--- Begin RECORDED INFORMATION ---

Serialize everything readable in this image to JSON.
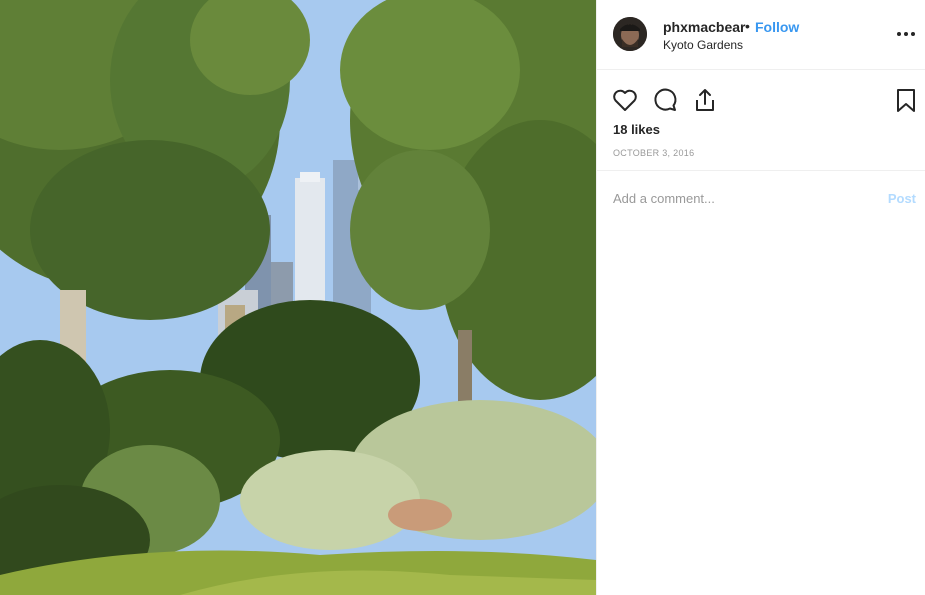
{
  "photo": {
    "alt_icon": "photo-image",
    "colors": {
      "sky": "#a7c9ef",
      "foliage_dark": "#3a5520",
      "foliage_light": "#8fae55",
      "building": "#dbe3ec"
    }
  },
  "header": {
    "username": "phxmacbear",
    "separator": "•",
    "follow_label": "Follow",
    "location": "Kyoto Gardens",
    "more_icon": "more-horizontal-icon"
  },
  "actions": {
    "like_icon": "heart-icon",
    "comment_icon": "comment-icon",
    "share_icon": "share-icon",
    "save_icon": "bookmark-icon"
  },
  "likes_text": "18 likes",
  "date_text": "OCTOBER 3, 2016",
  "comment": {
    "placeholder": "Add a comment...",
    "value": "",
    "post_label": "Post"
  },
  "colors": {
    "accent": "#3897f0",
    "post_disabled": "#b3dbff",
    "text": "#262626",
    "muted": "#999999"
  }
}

--- End RECORDED INFORMATION ---
--- Begin RECORDED INFORMATION ---

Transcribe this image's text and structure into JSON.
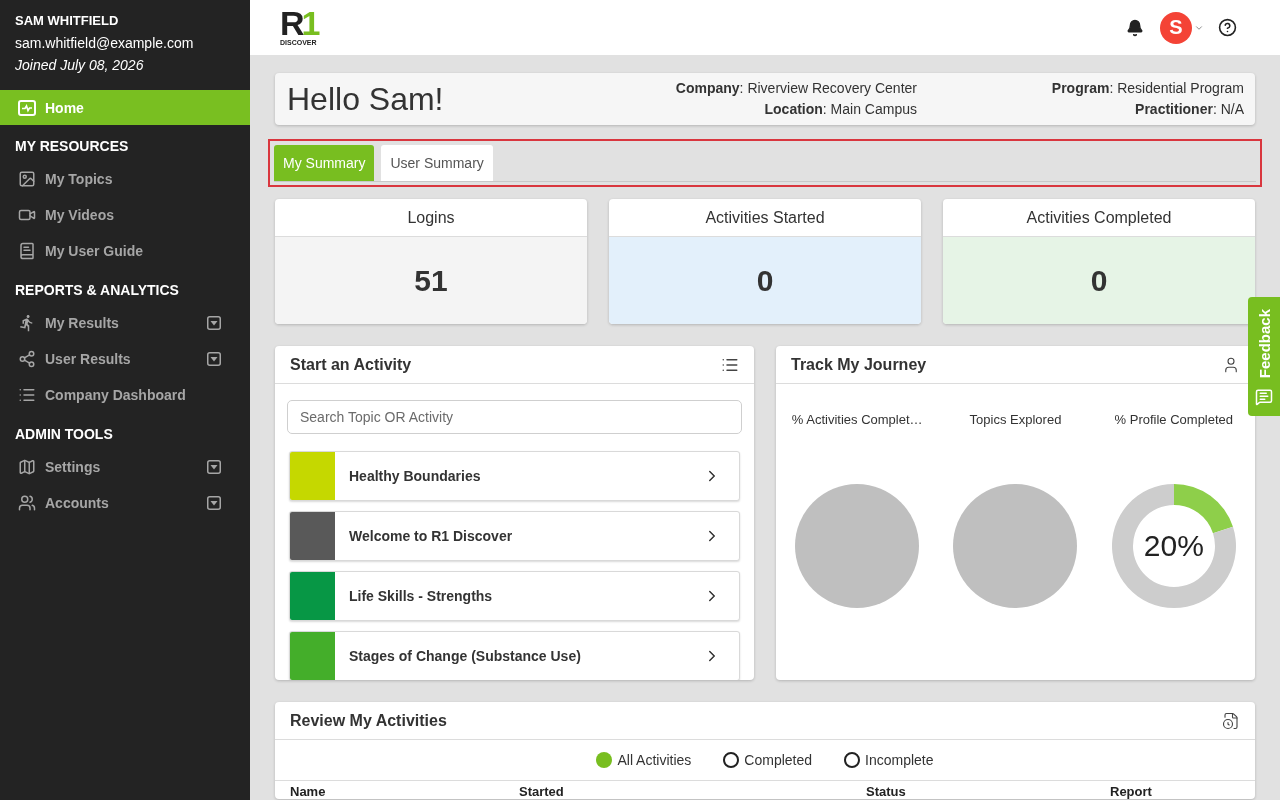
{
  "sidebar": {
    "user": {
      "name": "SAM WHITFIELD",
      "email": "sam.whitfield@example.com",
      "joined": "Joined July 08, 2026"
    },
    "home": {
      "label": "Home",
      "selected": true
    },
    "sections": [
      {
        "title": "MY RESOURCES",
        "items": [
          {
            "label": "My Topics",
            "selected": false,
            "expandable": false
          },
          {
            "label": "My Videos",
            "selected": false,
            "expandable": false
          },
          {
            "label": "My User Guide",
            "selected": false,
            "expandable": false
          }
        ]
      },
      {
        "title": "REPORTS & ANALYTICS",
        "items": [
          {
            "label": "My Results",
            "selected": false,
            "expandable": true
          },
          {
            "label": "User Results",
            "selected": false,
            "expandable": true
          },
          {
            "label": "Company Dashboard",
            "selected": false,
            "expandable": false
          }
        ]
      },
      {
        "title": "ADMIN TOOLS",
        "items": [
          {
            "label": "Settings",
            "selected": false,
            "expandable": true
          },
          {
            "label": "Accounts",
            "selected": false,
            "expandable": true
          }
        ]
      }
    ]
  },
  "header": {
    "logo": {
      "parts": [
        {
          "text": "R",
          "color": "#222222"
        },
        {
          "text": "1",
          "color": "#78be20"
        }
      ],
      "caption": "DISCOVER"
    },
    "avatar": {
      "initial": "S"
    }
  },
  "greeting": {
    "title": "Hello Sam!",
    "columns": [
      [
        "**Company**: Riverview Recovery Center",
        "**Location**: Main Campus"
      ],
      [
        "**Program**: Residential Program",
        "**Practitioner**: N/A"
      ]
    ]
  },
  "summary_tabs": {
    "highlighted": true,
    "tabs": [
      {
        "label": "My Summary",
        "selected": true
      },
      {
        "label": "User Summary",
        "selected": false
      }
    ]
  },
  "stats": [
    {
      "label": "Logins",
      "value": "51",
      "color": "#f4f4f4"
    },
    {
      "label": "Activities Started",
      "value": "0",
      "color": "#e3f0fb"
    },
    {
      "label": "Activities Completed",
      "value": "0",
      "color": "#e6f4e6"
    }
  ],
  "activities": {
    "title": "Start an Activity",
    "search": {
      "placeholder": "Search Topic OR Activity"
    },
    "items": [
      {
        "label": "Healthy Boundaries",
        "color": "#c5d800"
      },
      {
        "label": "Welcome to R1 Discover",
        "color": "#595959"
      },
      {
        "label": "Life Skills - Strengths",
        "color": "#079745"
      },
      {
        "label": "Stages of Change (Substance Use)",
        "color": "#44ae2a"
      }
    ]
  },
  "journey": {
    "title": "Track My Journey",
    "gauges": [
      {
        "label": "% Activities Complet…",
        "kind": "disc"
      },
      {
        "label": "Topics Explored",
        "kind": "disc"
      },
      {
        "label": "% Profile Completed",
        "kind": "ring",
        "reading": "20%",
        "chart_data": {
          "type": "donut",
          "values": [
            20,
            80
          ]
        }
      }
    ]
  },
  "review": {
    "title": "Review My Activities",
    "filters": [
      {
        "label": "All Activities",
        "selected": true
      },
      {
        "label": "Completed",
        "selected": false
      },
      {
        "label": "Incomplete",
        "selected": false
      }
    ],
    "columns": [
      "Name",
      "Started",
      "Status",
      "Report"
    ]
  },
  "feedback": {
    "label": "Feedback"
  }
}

--- End RECORDED INFORMATION ---

_STATED EXERCISE_
Using the listing above, return all lines where the word "Results" occurs.

_TASK SOLUTION_
            "label": "My Results",
            "label": "User Results",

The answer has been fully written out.